### DATA FOR THIS TASK
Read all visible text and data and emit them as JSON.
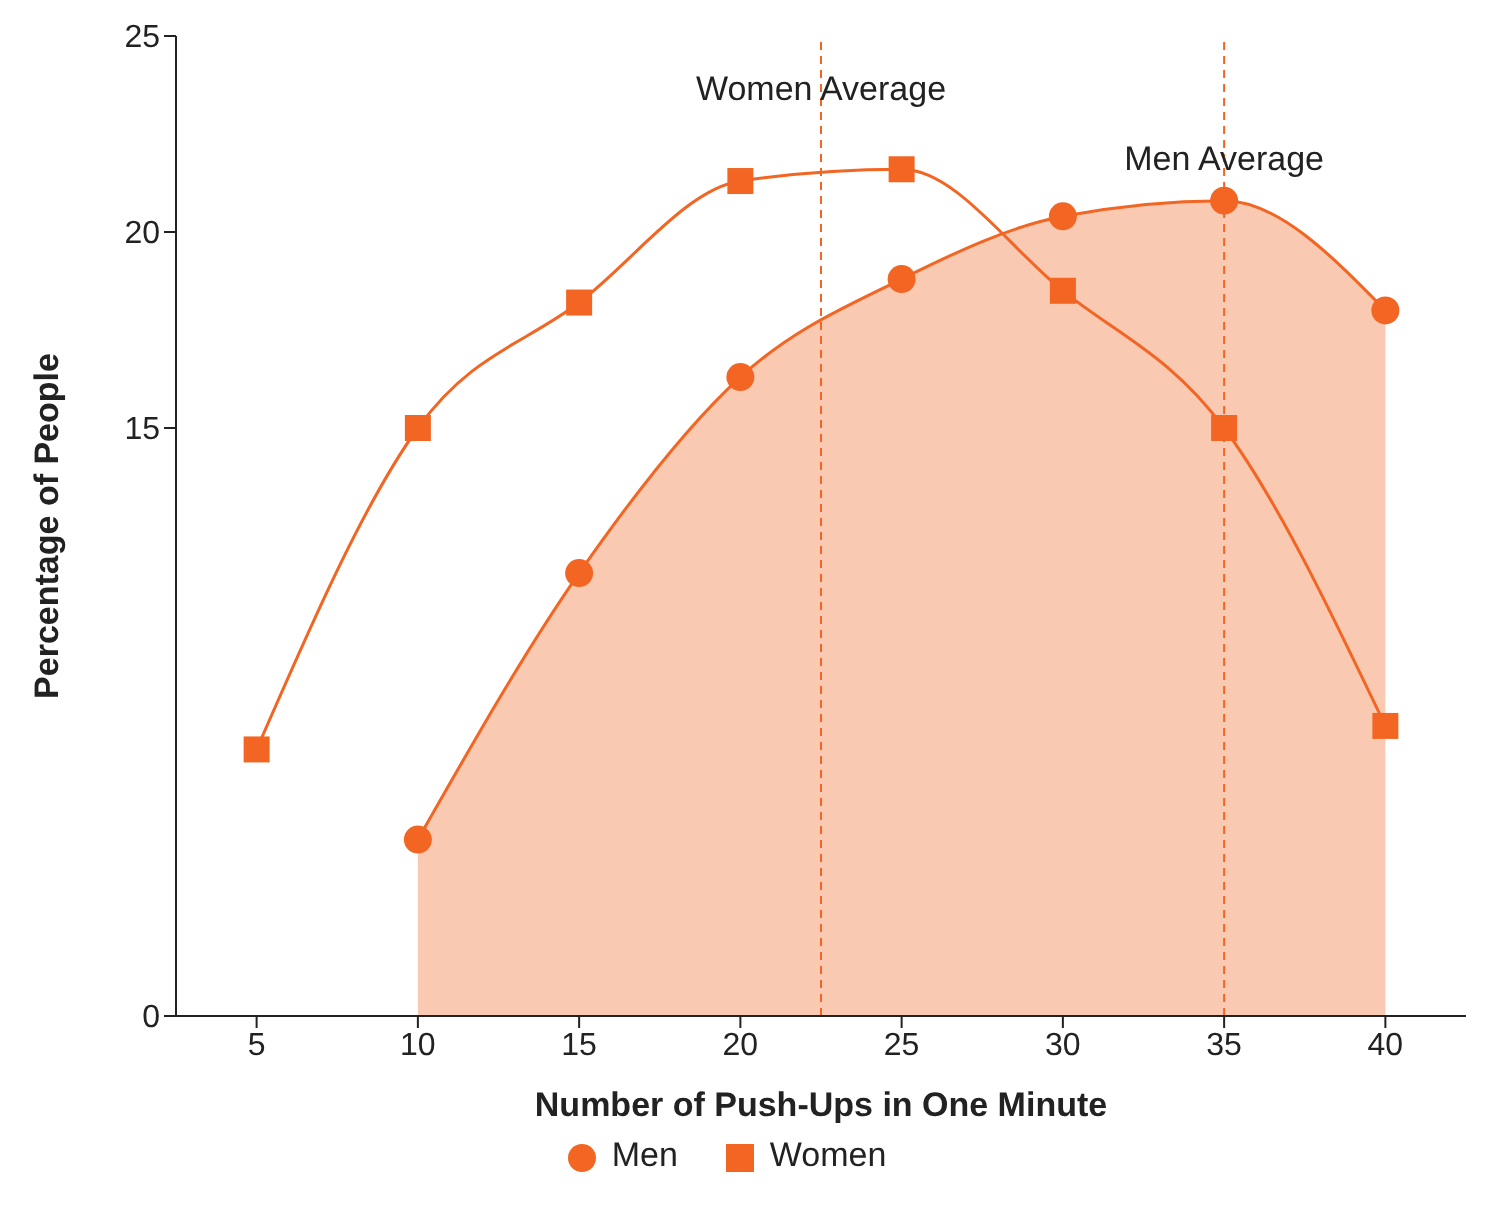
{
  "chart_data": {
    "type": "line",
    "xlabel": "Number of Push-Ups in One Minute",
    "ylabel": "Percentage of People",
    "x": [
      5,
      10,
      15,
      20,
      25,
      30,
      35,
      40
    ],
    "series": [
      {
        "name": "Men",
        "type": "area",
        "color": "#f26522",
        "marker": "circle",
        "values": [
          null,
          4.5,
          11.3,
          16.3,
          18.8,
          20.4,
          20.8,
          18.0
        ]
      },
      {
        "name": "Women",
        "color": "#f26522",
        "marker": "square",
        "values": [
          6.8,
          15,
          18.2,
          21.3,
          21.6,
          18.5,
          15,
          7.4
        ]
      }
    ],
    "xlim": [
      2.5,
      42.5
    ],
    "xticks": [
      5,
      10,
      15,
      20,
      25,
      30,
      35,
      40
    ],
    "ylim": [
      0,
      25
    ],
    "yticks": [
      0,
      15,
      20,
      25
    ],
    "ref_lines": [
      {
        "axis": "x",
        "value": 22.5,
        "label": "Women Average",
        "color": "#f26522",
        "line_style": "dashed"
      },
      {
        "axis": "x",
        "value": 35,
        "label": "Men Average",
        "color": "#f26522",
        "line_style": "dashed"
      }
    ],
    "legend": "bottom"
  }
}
######
Write the material out again exactly as it appears, dropping the pictures.

Read all visible text and data and emit them as JSON.
{
  "chart_data": {
    "type": "line",
    "xlabel": "Number of Push-Ups in One Minute",
    "ylabel": "Percentage of People",
    "x": [
      5,
      10,
      15,
      20,
      25,
      30,
      35,
      40
    ],
    "series": [
      {
        "name": "Men",
        "type": "area",
        "color": "#f26522",
        "marker": "circle",
        "values": [
          null,
          4.5,
          11.3,
          16.3,
          18.8,
          20.4,
          20.8,
          18.0
        ]
      },
      {
        "name": "Women",
        "color": "#f26522",
        "marker": "square",
        "values": [
          6.8,
          15,
          18.2,
          21.3,
          21.6,
          18.5,
          15,
          7.4
        ]
      }
    ],
    "xlim": [
      2.5,
      42.5
    ],
    "xticks": [
      5,
      10,
      15,
      20,
      25,
      30,
      35,
      40
    ],
    "ylim": [
      0,
      25
    ],
    "yticks": [
      0,
      15,
      20,
      25
    ],
    "ref_lines": [
      {
        "axis": "x",
        "value": 22.5,
        "label": "Women Average",
        "color": "#f26522",
        "line_style": "dashed"
      },
      {
        "axis": "x",
        "value": 35,
        "label": "Men Average",
        "color": "#f26522",
        "line_style": "dashed"
      }
    ],
    "legend": "bottom"
  }
}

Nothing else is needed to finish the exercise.